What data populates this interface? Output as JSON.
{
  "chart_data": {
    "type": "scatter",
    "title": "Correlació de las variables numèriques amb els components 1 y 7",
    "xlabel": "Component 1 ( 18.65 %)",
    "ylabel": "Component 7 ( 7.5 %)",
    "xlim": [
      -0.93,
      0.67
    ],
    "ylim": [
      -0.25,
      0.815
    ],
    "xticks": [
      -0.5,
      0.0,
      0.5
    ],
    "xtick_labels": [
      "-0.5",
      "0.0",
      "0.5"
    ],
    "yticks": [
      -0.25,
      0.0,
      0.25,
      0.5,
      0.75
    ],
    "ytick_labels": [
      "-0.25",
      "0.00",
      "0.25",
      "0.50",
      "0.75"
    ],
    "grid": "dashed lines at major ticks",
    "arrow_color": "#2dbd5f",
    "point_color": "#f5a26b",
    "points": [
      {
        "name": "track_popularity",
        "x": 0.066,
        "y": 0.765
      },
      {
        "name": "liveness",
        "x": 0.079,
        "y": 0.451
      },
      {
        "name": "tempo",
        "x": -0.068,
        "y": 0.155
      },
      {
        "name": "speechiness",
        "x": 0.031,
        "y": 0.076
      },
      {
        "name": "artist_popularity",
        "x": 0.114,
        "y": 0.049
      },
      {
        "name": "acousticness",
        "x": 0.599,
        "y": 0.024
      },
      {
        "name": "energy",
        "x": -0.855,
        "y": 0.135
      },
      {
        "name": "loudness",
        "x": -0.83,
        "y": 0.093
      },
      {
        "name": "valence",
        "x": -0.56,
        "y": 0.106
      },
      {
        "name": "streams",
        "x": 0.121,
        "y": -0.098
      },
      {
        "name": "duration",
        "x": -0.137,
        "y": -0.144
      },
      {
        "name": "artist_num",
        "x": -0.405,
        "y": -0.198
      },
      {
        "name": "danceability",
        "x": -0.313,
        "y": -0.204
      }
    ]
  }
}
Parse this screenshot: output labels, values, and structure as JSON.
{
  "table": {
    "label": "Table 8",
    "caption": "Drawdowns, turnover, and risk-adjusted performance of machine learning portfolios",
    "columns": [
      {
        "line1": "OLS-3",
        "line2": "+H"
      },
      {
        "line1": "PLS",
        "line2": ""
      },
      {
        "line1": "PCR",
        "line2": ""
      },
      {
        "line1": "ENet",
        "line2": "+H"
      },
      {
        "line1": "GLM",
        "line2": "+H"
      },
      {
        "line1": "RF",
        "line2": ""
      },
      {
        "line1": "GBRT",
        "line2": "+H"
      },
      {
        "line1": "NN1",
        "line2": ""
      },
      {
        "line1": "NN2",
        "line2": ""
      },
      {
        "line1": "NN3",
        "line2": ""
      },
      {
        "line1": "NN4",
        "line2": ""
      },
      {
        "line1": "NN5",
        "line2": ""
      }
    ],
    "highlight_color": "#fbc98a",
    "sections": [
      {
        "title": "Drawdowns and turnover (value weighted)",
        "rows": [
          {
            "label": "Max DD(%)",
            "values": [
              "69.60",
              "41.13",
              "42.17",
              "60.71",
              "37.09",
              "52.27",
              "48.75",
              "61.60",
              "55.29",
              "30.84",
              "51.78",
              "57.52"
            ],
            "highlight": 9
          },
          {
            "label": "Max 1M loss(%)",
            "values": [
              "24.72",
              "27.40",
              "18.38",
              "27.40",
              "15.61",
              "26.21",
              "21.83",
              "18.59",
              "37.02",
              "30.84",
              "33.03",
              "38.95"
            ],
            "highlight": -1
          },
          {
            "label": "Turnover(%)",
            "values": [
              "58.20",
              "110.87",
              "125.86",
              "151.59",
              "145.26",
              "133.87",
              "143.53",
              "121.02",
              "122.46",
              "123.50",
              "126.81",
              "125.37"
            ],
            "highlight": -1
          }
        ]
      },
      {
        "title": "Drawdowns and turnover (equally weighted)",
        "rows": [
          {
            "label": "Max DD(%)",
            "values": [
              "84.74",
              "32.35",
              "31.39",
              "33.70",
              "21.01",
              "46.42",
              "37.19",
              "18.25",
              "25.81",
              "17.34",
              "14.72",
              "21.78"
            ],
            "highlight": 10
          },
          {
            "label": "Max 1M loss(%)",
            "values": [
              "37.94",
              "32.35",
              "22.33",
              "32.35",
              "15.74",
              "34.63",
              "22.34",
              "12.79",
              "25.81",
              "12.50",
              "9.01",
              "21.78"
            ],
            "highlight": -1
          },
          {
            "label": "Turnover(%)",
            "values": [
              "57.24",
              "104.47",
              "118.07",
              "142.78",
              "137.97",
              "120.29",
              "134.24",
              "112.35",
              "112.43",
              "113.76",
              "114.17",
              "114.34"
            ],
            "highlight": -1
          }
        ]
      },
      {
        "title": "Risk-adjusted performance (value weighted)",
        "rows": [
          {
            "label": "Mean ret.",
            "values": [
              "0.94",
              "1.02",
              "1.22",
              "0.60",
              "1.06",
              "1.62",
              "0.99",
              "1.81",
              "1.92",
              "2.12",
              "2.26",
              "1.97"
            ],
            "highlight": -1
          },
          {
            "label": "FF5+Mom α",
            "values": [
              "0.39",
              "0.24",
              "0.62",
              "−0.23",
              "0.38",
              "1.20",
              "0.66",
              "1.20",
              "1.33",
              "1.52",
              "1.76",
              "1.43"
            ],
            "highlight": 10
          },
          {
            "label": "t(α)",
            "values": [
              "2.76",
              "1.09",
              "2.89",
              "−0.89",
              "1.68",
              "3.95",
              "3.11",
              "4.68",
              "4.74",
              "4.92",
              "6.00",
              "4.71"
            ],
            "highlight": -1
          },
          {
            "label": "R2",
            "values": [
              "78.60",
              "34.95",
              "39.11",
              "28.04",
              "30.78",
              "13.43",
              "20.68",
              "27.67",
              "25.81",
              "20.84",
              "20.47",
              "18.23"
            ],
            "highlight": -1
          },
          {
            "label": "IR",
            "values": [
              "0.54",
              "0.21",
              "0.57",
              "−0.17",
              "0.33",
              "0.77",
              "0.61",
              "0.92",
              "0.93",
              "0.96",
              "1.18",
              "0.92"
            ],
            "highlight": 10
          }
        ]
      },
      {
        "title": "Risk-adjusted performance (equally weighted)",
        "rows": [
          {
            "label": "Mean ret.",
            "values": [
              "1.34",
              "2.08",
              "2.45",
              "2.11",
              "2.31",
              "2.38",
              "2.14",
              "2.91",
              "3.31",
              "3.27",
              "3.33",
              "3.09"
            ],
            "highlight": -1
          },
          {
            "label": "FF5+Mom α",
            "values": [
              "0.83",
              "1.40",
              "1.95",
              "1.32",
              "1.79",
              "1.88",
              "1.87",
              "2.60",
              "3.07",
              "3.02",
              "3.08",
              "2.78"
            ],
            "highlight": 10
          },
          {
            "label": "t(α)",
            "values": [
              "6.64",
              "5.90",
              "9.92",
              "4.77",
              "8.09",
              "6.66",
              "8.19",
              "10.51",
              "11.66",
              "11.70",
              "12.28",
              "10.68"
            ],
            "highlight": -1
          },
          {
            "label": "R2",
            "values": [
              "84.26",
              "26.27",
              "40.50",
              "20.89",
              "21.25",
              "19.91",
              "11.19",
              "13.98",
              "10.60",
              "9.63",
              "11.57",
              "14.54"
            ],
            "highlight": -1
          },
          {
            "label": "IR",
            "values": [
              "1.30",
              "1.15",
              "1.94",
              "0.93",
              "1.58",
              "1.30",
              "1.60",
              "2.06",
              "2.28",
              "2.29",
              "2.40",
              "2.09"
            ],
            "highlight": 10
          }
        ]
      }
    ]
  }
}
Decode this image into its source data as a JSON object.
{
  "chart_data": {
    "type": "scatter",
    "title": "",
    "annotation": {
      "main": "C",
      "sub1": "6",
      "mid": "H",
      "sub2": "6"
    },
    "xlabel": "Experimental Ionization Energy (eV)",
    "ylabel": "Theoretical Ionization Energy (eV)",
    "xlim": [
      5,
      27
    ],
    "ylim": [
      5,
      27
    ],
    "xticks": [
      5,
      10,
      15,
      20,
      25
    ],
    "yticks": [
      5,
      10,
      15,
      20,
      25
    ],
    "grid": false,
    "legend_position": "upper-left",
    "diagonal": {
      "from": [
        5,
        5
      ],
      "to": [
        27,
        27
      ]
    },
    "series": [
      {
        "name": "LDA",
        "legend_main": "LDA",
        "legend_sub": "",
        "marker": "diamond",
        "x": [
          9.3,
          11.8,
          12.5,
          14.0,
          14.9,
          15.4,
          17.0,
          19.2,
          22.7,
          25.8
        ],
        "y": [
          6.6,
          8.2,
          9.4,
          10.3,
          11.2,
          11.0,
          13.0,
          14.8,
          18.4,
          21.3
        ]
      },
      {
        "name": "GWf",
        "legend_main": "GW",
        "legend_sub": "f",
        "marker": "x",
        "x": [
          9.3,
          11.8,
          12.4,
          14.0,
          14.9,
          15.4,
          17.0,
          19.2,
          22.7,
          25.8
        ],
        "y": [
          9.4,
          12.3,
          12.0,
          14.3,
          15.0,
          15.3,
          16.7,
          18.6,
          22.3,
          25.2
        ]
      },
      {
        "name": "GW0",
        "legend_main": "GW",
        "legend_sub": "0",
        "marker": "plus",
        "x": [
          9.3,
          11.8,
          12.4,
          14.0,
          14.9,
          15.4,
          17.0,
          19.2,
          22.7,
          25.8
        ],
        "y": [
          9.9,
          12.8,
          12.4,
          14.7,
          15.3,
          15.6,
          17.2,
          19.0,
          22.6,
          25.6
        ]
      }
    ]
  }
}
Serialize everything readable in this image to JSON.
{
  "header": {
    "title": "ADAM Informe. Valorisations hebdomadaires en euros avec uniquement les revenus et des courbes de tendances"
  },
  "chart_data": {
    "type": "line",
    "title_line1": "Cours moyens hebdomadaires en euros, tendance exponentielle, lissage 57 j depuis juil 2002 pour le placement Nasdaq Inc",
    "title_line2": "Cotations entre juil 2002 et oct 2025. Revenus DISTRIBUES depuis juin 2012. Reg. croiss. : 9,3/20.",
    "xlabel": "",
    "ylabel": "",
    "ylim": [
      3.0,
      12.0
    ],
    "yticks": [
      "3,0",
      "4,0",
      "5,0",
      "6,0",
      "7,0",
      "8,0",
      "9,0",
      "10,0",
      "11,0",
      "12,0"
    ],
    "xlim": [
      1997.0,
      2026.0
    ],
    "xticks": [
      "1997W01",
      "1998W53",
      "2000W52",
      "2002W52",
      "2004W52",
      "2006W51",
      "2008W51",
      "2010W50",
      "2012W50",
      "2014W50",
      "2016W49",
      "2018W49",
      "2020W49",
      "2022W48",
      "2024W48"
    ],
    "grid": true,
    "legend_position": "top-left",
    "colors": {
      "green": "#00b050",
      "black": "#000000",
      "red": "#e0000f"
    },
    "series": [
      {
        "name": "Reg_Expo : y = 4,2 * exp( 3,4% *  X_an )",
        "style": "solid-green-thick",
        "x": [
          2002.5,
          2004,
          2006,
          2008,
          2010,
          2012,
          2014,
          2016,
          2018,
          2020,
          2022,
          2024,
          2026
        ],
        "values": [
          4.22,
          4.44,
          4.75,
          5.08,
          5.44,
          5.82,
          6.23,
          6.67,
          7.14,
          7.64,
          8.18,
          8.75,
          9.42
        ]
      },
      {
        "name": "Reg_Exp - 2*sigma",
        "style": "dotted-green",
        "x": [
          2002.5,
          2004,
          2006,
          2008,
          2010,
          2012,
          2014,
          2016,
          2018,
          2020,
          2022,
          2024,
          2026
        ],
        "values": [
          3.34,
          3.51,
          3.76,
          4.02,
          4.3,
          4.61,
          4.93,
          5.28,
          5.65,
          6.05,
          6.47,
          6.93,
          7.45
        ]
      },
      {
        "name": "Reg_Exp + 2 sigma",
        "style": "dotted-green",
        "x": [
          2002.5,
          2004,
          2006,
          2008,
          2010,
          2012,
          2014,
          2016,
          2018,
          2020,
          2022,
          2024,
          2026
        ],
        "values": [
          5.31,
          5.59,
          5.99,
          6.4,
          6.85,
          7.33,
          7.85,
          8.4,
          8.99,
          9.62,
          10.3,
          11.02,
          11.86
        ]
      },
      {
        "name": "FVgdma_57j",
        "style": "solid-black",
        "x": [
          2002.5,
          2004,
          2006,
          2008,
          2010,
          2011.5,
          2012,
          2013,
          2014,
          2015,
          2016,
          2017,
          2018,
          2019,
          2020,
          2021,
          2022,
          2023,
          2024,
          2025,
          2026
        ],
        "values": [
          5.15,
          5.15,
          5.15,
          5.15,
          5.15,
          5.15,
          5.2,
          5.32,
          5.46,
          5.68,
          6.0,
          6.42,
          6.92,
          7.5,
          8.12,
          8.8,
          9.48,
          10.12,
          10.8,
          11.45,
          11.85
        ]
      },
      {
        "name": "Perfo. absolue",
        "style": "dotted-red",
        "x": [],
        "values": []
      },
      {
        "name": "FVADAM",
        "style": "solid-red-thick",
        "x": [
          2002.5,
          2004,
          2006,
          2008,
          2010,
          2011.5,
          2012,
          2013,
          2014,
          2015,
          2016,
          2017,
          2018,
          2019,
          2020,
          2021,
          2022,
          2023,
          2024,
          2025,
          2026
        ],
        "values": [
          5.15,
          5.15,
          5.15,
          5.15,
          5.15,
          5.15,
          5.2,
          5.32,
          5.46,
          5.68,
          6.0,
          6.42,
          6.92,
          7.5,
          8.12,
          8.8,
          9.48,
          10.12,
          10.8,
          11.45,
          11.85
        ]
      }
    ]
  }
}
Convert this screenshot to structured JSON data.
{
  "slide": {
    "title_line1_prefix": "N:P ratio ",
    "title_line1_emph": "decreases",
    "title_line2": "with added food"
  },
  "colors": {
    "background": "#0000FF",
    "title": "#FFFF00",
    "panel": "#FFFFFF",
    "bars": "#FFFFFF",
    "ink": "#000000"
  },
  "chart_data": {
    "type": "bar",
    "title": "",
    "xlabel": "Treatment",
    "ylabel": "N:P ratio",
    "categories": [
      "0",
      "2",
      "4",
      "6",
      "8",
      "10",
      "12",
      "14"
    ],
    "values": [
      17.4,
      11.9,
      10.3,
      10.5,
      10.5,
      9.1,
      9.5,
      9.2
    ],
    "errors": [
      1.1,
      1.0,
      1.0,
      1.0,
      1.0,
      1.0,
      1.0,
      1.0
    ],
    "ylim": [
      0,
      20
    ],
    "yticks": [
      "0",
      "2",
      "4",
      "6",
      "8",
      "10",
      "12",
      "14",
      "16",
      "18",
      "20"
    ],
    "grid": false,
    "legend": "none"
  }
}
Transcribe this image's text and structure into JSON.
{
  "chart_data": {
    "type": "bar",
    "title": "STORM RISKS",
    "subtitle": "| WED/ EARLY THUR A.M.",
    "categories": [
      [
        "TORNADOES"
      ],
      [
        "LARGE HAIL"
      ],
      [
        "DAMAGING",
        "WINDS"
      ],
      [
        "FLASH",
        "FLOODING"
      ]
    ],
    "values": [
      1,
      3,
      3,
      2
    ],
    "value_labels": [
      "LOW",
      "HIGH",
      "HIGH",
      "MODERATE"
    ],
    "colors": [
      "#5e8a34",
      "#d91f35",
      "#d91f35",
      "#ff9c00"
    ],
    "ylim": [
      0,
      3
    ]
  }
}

### Exercise task:
Quote exactly and only the lines from the one holding "Convert this screenshot" through the end of the data.

### Solution to this problem:
Convert this screenshot to structured JSON data.
{
  "slide": {
    "title_line1_prefix": "N:P ratio ",
    "title_line1_emph": "decreases",
    "title_line2": "with added food"
  },
  "colors": {
    "background": "#0000FF",
    "title": "#FFFF00",
    "panel": "#FFFFFF",
    "bars": "#FFFFFF",
    "ink": "#000000"
  },
  "chart_data": {
    "type": "bar",
    "title": "",
    "xlabel": "Treatment",
    "ylabel": "N:P ratio",
    "categories": [
      "0",
      "2",
      "4",
      "6",
      "8",
      "10",
      "12",
      "14"
    ],
    "values": [
      17.4,
      11.9,
      10.3,
      10.5,
      10.5,
      9.1,
      9.5,
      9.2
    ],
    "errors": [
      1.1,
      1.0,
      1.0,
      1.0,
      1.0,
      1.0,
      1.0,
      1.0
    ],
    "ylim": [
      0,
      20
    ],
    "yticks": [
      "0",
      "2",
      "4",
      "6",
      "8",
      "10",
      "12",
      "14",
      "16",
      "18",
      "20"
    ],
    "grid": false,
    "legend": "none"
  }
}
Transcribe this image's text and structure into JSON.
{
  "chart_data": {
    "type": "bar",
    "title": "STORM RISKS",
    "subtitle": "| WED/ EARLY THUR A.M.",
    "categories": [
      [
        "TORNADOES"
      ],
      [
        "LARGE HAIL"
      ],
      [
        "DAMAGING",
        "WINDS"
      ],
      [
        "FLASH",
        "FLOODING"
      ]
    ],
    "values": [
      1,
      3,
      3,
      2
    ],
    "value_labels": [
      "LOW",
      "HIGH",
      "HIGH",
      "MODERATE"
    ],
    "colors": [
      "#5e8a34",
      "#d91f35",
      "#d91f35",
      "#ff9c00"
    ],
    "ylim": [
      0,
      3
    ]
  }
}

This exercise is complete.